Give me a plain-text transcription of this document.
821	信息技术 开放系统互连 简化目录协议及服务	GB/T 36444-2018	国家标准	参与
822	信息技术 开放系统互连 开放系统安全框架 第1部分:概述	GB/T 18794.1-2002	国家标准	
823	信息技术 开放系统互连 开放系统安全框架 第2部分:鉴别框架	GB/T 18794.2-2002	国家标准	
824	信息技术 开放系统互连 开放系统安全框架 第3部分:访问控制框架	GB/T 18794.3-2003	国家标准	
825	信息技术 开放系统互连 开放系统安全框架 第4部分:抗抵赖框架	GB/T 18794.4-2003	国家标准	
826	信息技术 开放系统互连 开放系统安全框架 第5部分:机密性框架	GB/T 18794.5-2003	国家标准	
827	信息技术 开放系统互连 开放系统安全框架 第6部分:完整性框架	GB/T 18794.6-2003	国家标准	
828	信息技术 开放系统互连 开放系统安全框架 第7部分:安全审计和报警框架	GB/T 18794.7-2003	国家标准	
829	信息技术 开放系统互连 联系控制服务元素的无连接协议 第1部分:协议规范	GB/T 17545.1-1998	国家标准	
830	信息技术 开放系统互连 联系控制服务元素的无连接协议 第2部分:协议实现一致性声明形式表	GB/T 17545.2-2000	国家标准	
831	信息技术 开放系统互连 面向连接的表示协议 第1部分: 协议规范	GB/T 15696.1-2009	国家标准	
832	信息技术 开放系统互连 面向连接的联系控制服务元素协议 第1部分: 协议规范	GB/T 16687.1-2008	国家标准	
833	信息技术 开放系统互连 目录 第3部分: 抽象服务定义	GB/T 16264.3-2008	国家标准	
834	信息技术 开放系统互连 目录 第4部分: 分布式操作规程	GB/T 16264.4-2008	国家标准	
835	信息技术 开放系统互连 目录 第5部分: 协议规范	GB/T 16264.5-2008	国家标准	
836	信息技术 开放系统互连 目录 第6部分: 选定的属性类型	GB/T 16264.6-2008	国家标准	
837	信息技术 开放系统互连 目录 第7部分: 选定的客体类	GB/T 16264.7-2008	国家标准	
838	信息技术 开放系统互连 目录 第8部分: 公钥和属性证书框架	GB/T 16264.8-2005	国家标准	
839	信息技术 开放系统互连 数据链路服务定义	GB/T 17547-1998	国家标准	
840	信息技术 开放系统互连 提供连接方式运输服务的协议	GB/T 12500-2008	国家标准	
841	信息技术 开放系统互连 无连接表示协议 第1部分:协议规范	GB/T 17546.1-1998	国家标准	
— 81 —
━━━━━━━━━━━━━━━━━━━━━━━━━━━━━━
**Aim of the task**
Copy every line above that includes the string "联系控制服务元素的无连接协议".

**Complete output**
829	信息技术 开放系统互连 联系控制服务元素的无连接协议 第1部分:协议规范	GB/T 17545.1-1998	国家标准	
830	信息技术 开放系统互连 联系控制服务元素的无连接协议 第2部分:协议实现一致性声明形式表	GB/T 17545.2-2000	国家标准	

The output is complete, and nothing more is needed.